== Instructions to follow ==
Every line below must be reproduced exactly. Copy them all.

========

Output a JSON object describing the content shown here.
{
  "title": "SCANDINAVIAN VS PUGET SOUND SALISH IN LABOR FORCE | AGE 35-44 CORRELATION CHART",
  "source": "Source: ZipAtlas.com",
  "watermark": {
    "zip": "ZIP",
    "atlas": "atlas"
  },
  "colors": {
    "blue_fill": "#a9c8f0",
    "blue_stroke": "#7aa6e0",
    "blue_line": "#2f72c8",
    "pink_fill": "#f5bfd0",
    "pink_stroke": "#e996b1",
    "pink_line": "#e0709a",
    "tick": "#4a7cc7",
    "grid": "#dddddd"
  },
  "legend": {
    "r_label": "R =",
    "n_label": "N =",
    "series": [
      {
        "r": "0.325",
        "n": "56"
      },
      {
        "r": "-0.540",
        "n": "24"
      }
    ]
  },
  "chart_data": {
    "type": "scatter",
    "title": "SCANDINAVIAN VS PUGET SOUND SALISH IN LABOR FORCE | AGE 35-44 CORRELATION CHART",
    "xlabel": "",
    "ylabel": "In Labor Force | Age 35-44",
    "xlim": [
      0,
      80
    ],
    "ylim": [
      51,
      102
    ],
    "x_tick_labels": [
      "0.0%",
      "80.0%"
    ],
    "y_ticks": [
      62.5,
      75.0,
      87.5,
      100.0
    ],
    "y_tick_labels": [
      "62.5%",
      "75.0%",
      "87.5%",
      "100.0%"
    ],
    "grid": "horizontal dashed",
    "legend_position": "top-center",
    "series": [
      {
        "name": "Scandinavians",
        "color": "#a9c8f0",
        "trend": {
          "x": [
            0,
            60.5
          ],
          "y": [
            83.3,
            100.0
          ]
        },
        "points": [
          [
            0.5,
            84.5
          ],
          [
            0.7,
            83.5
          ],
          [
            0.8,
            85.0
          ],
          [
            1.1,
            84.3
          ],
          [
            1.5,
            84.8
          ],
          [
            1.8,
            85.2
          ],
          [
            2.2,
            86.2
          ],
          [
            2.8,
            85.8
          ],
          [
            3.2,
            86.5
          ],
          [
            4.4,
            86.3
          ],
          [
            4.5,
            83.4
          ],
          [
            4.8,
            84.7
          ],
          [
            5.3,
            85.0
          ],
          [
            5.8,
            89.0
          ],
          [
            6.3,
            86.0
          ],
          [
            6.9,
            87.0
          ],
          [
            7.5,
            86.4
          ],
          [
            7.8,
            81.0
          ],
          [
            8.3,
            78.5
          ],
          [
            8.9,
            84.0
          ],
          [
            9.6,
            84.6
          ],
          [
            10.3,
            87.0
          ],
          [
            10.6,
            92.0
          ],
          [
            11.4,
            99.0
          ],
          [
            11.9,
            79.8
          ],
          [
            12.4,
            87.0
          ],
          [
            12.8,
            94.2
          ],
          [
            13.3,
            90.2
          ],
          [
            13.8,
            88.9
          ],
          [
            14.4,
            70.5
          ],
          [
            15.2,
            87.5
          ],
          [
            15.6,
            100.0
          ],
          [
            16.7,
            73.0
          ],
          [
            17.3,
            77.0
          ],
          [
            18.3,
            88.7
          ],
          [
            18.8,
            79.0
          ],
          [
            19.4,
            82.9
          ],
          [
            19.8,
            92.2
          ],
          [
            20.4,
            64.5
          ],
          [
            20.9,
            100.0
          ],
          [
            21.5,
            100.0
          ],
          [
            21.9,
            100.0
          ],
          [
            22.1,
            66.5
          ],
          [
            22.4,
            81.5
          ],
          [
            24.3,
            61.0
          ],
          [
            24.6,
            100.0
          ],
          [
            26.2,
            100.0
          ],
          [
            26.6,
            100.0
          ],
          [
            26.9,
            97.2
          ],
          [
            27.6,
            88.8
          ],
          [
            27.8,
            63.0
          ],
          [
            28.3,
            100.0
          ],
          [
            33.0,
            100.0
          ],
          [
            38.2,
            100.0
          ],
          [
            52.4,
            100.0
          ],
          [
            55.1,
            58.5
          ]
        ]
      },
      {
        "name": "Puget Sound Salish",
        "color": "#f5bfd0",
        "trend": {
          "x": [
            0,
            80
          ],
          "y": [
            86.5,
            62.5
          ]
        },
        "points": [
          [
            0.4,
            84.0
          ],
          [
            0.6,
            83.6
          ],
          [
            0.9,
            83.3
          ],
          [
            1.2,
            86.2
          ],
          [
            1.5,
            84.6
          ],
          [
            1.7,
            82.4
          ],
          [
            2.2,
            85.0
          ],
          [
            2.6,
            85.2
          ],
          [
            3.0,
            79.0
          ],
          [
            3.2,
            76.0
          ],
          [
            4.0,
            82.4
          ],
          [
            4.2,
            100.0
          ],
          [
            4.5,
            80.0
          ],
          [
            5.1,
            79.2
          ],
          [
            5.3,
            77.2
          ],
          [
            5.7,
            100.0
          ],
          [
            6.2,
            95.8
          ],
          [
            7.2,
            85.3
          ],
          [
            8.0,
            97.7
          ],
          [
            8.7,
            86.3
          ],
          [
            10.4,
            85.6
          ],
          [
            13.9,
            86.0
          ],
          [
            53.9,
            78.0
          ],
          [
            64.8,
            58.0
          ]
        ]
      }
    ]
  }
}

========

== Final answer ==
Output a JSON object describing the content shown here.
{
  "title": "SCANDINAVIAN VS PUGET SOUND SALISH IN LABOR FORCE | AGE 35-44 CORRELATION CHART",
  "source": "Source: ZipAtlas.com",
  "watermark": {
    "zip": "ZIP",
    "atlas": "atlas"
  },
  "colors": {
    "blue_fill": "#a9c8f0",
    "blue_stroke": "#7aa6e0",
    "blue_line": "#2f72c8",
    "pink_fill": "#f5bfd0",
    "pink_stroke": "#e996b1",
    "pink_line": "#e0709a",
    "tick": "#4a7cc7",
    "grid": "#dddddd"
  },
  "legend": {
    "r_label": "R =",
    "n_label": "N =",
    "series": [
      {
        "r": "0.325",
        "n": "56"
      },
      {
        "r": "-0.540",
        "n": "24"
      }
    ]
  },
  "chart_data": {
    "type": "scatter",
    "title": "SCANDINAVIAN VS PUGET SOUND SALISH IN LABOR FORCE | AGE 35-44 CORRELATION CHART",
    "xlabel": "",
    "ylabel": "In Labor Force | Age 35-44",
    "xlim": [
      0,
      80
    ],
    "ylim": [
      51,
      102
    ],
    "x_tick_labels": [
      "0.0%",
      "80.0%"
    ],
    "y_ticks": [
      62.5,
      75.0,
      87.5,
      100.0
    ],
    "y_tick_labels": [
      "62.5%",
      "75.0%",
      "87.5%",
      "100.0%"
    ],
    "grid": "horizontal dashed",
    "legend_position": "top-center",
    "series": [
      {
        "name": "Scandinavians",
        "color": "#a9c8f0",
        "trend": {
          "x": [
            0,
            60.5
          ],
          "y": [
            83.3,
            100.0
          ]
        },
        "points": [
          [
            0.5,
            84.5
          ],
          [
            0.7,
            83.5
          ],
          [
            0.8,
            85.0
          ],
          [
            1.1,
            84.3
          ],
          [
            1.5,
            84.8
          ],
          [
            1.8,
            85.2
          ],
          [
            2.2,
            86.2
          ],
          [
            2.8,
            85.8
          ],
          [
            3.2,
            86.5
          ],
          [
            4.4,
            86.3
          ],
          [
            4.5,
            83.4
          ],
          [
            4.8,
            84.7
          ],
          [
            5.3,
            85.0
          ],
          [
            5.8,
            89.0
          ],
          [
            6.3,
            86.0
          ],
          [
            6.9,
            87.0
          ],
          [
            7.5,
            86.4
          ],
          [
            7.8,
            81.0
          ],
          [
            8.3,
            78.5
          ],
          [
            8.9,
            84.0
          ],
          [
            9.6,
            84.6
          ],
          [
            10.3,
            87.0
          ],
          [
            10.6,
            92.0
          ],
          [
            11.4,
            99.0
          ],
          [
            11.9,
            79.8
          ],
          [
            12.4,
            87.0
          ],
          [
            12.8,
            94.2
          ],
          [
            13.3,
            90.2
          ],
          [
            13.8,
            88.9
          ],
          [
            14.4,
            70.5
          ],
          [
            15.2,
            87.5
          ],
          [
            15.6,
            100.0
          ],
          [
            16.7,
            73.0
          ],
          [
            17.3,
            77.0
          ],
          [
            18.3,
            88.7
          ],
          [
            18.8,
            79.0
          ],
          [
            19.4,
            82.9
          ],
          [
            19.8,
            92.2
          ],
          [
            20.4,
            64.5
          ],
          [
            20.9,
            100.0
          ],
          [
            21.5,
            100.0
          ],
          [
            21.9,
            100.0
          ],
          [
            22.1,
            66.5
          ],
          [
            22.4,
            81.5
          ],
          [
            24.3,
            61.0
          ],
          [
            24.6,
            100.0
          ],
          [
            26.2,
            100.0
          ],
          [
            26.6,
            100.0
          ],
          [
            26.9,
            97.2
          ],
          [
            27.6,
            88.8
          ],
          [
            27.8,
            63.0
          ],
          [
            28.3,
            100.0
          ],
          [
            33.0,
            100.0
          ],
          [
            38.2,
            100.0
          ],
          [
            52.4,
            100.0
          ],
          [
            55.1,
            58.5
          ]
        ]
      },
      {
        "name": "Puget Sound Salish",
        "color": "#f5bfd0",
        "trend": {
          "x": [
            0,
            80
          ],
          "y": [
            86.5,
            62.5
          ]
        },
        "points": [
          [
            0.4,
            84.0
          ],
          [
            0.6,
            83.6
          ],
          [
            0.9,
            83.3
          ],
          [
            1.2,
            86.2
          ],
          [
            1.5,
            84.6
          ],
          [
            1.7,
            82.4
          ],
          [
            2.2,
            85.0
          ],
          [
            2.6,
            85.2
          ],
          [
            3.0,
            79.0
          ],
          [
            3.2,
            76.0
          ],
          [
            4.0,
            82.4
          ],
          [
            4.2,
            100.0
          ],
          [
            4.5,
            80.0
          ],
          [
            5.1,
            79.2
          ],
          [
            5.3,
            77.2
          ],
          [
            5.7,
            100.0
          ],
          [
            6.2,
            95.8
          ],
          [
            7.2,
            85.3
          ],
          [
            8.0,
            97.7
          ],
          [
            8.7,
            86.3
          ],
          [
            10.4,
            85.6
          ],
          [
            13.9,
            86.0
          ],
          [
            53.9,
            78.0
          ],
          [
            64.8,
            58.0
          ]
        ]
      }
    ]
  }
}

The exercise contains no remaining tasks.